▼

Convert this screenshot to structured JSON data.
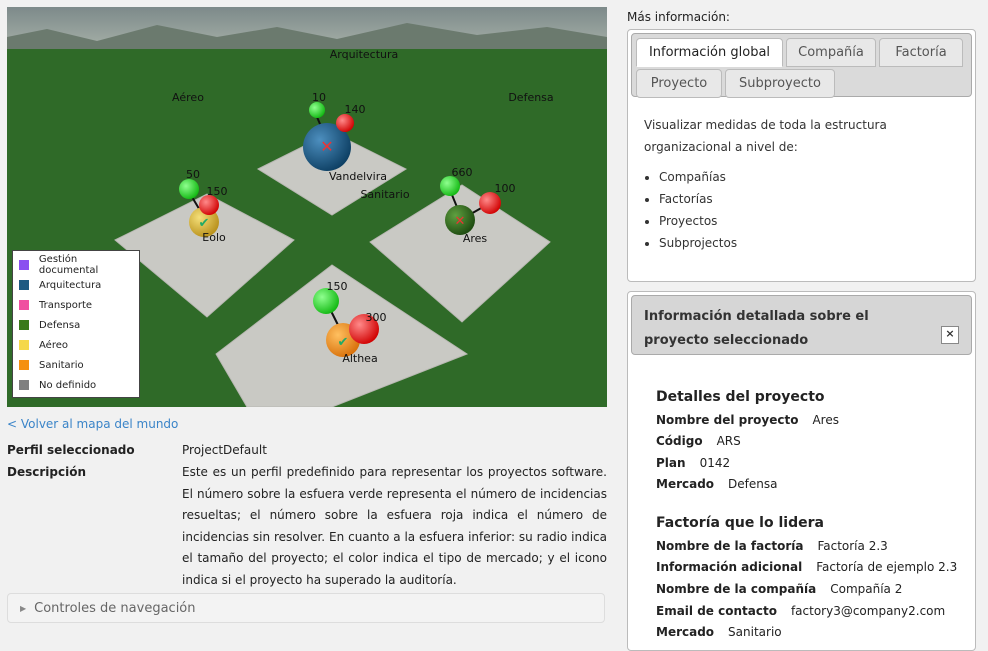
{
  "scene": {
    "sectors": {
      "top": "Arquitectura",
      "left": "Aéreo",
      "right": "Defensa",
      "center": "Sanitario"
    },
    "projects": [
      {
        "name": "Vandelvira",
        "green": "10",
        "red": "140",
        "color": "#1e5a82",
        "icon": "cross-icon"
      },
      {
        "name": "Eolo",
        "green": "50",
        "red": "150",
        "color": "#d6b43a",
        "icon": "check-icon"
      },
      {
        "name": "Ares",
        "green": "660",
        "red": "100",
        "color": "#2e6e1a",
        "icon": "cross-icon"
      },
      {
        "name": "Althea",
        "green": "150",
        "red": "300",
        "color": "#f0901e",
        "icon": "check-icon"
      }
    ],
    "legend": [
      {
        "label": "Gestión documental",
        "color": "#8a4ff0"
      },
      {
        "label": "Arquitectura",
        "color": "#1e5a82"
      },
      {
        "label": "Transporte",
        "color": "#f04fa0"
      },
      {
        "label": "Defensa",
        "color": "#3a7a1a"
      },
      {
        "label": "Aéreo",
        "color": "#f5d84a"
      },
      {
        "label": "Sanitario",
        "color": "#f5900f"
      },
      {
        "label": "No definido",
        "color": "#808080"
      }
    ]
  },
  "left": {
    "back_link": "< Volver al mapa del mundo",
    "profile_label": "Perfil seleccionado",
    "profile_value": "ProjectDefault",
    "desc_label": "Descripción",
    "desc_value": "Este es un perfil predefinido para representar los proyectos software. El número sobre la esfuera verde representa el número de incidencias resueltas; el número sobre la esfuera roja indica el número de incidencias sin resolver. En cuanto a la esfuera inferior: su radio indica el tamaño del proyecto; el color indica el tipo de mercado; y el icono indica si el proyecto ha superado la auditoría.",
    "nav_controls": "Controles de navegación"
  },
  "right": {
    "title": "Más información:",
    "tabs": [
      "Información global",
      "Compañía",
      "Factoría",
      "Proyecto",
      "Subproyecto"
    ],
    "global_text": "Visualizar medidas de toda la estructura organizacional a nivel de:",
    "global_items": [
      "Compañías",
      "Factorías",
      "Proyectos",
      "Subprojectos"
    ],
    "detail_title": "Información detallada sobre el proyecto seleccionado",
    "close": "×",
    "project_heading": "Detalles del proyecto",
    "project_fields": [
      {
        "k": "Nombre del proyecto",
        "v": "Ares"
      },
      {
        "k": "Código",
        "v": "ARS"
      },
      {
        "k": "Plan",
        "v": "0142"
      },
      {
        "k": "Mercado",
        "v": "Defensa"
      }
    ],
    "factory_heading": "Factoría que lo lidera",
    "factory_fields": [
      {
        "k": "Nombre de la factoría",
        "v": "Factoría 2.3"
      },
      {
        "k": "Información adicional",
        "v": "Factoría de ejemplo 2.3"
      },
      {
        "k": "Nombre de la compañía",
        "v": "Compañía 2"
      },
      {
        "k": "Email de contacto",
        "v": "factory3@company2.com"
      },
      {
        "k": "Mercado",
        "v": "Sanitario"
      }
    ]
  }
}
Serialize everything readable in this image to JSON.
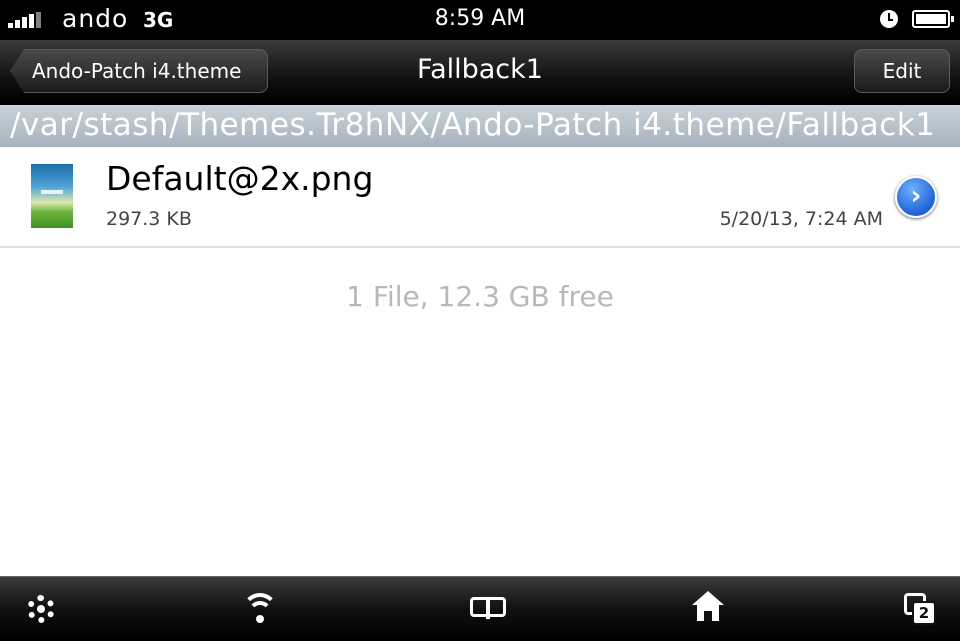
{
  "status_bar": {
    "carrier": "ando",
    "network": "3G",
    "time": "8:59 AM"
  },
  "nav": {
    "back_label": "Ando-Patch i4.theme",
    "title": "Fallback1",
    "edit_label": "Edit"
  },
  "path": "/var/stash/Themes.Tr8hNX/Ando-Patch i4.theme/Fallback1",
  "files": [
    {
      "name": "Default@2x.png",
      "size": "297.3 KB",
      "date": "5/20/13, 7:24 AM"
    }
  ],
  "footer": "1 File, 12.3 GB free",
  "tabbar": {
    "items": [
      "settings-icon",
      "wifi-icon",
      "bookmarks-icon",
      "home-icon",
      "windows-icon"
    ],
    "windows_count": "2"
  },
  "colors": {
    "path_bar": "#b5c0ca",
    "disclosure": "#1f63d6"
  }
}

▲

AIM OF THE TASK |
Copy each line above precisely, dropping the pictures.

SOLUTION FOR THIS TASK |
Convert this screenshot to structured JSON data.
{
  "scene": {
    "sectors": {
      "top": "Arquitectura",
      "left": "Aéreo",
      "right": "Defensa",
      "center": "Sanitario"
    },
    "projects": [
      {
        "name": "Vandelvira",
        "green": "10",
        "red": "140",
        "color": "#1e5a82",
        "icon": "cross-icon"
      },
      {
        "name": "Eolo",
        "green": "50",
        "red": "150",
        "color": "#d6b43a",
        "icon": "check-icon"
      },
      {
        "name": "Ares",
        "green": "660",
        "red": "100",
        "color": "#2e6e1a",
        "icon": "cross-icon"
      },
      {
        "name": "Althea",
        "green": "150",
        "red": "300",
        "color": "#f0901e",
        "icon": "check-icon"
      }
    ],
    "legend": [
      {
        "label": "Gestión documental",
        "color": "#8a4ff0"
      },
      {
        "label": "Arquitectura",
        "color": "#1e5a82"
      },
      {
        "label": "Transporte",
        "color": "#f04fa0"
      },
      {
        "label": "Defensa",
        "color": "#3a7a1a"
      },
      {
        "label": "Aéreo",
        "color": "#f5d84a"
      },
      {
        "label": "Sanitario",
        "color": "#f5900f"
      },
      {
        "label": "No definido",
        "color": "#808080"
      }
    ]
  },
  "left": {
    "back_link": "< Volver al mapa del mundo",
    "profile_label": "Perfil seleccionado",
    "profile_value": "ProjectDefault",
    "desc_label": "Descripción",
    "desc_value": "Este es un perfil predefinido para representar los proyectos software. El número sobre la esfuera verde representa el número de incidencias resueltas; el número sobre la esfuera roja indica el número de incidencias sin resolver. En cuanto a la esfuera inferior: su radio indica el tamaño del proyecto; el color indica el tipo de mercado; y el icono indica si el proyecto ha superado la auditoría.",
    "nav_controls": "Controles de navegación"
  },
  "right": {
    "title": "Más información:",
    "tabs": [
      "Información global",
      "Compañía",
      "Factoría",
      "Proyecto",
      "Subproyecto"
    ],
    "global_text": "Visualizar medidas de toda la estructura organizacional a nivel de:",
    "global_items": [
      "Compañías",
      "Factorías",
      "Proyectos",
      "Subprojectos"
    ],
    "detail_title": "Información detallada sobre el proyecto seleccionado",
    "close": "×",
    "project_heading": "Detalles del proyecto",
    "project_fields": [
      {
        "k": "Nombre del proyecto",
        "v": "Ares"
      },
      {
        "k": "Código",
        "v": "ARS"
      },
      {
        "k": "Plan",
        "v": "0142"
      },
      {
        "k": "Mercado",
        "v": "Defensa"
      }
    ],
    "factory_heading": "Factoría que lo lidera",
    "factory_fields": [
      {
        "k": "Nombre de la factoría",
        "v": "Factoría 2.3"
      },
      {
        "k": "Información adicional",
        "v": "Factoría de ejemplo 2.3"
      },
      {
        "k": "Nombre de la compañía",
        "v": "Compañía 2"
      },
      {
        "k": "Email de contacto",
        "v": "factory3@company2.com"
      },
      {
        "k": "Mercado",
        "v": "Sanitario"
      }
    ]
  }
}
Serialize everything readable in this image to JSON.
{
  "status_bar": {
    "carrier": "ando",
    "network": "3G",
    "time": "8:59 AM"
  },
  "nav": {
    "back_label": "Ando-Patch i4.theme",
    "title": "Fallback1",
    "edit_label": "Edit"
  },
  "path": "/var/stash/Themes.Tr8hNX/Ando-Patch i4.theme/Fallback1",
  "files": [
    {
      "name": "Default@2x.png",
      "size": "297.3 KB",
      "date": "5/20/13, 7:24 AM"
    }
  ],
  "footer": "1 File, 12.3 GB free",
  "tabbar": {
    "items": [
      "settings-icon",
      "wifi-icon",
      "bookmarks-icon",
      "home-icon",
      "windows-icon"
    ],
    "windows_count": "2"
  },
  "colors": {
    "path_bar": "#b5c0ca",
    "disclosure": "#1f63d6"
  }
}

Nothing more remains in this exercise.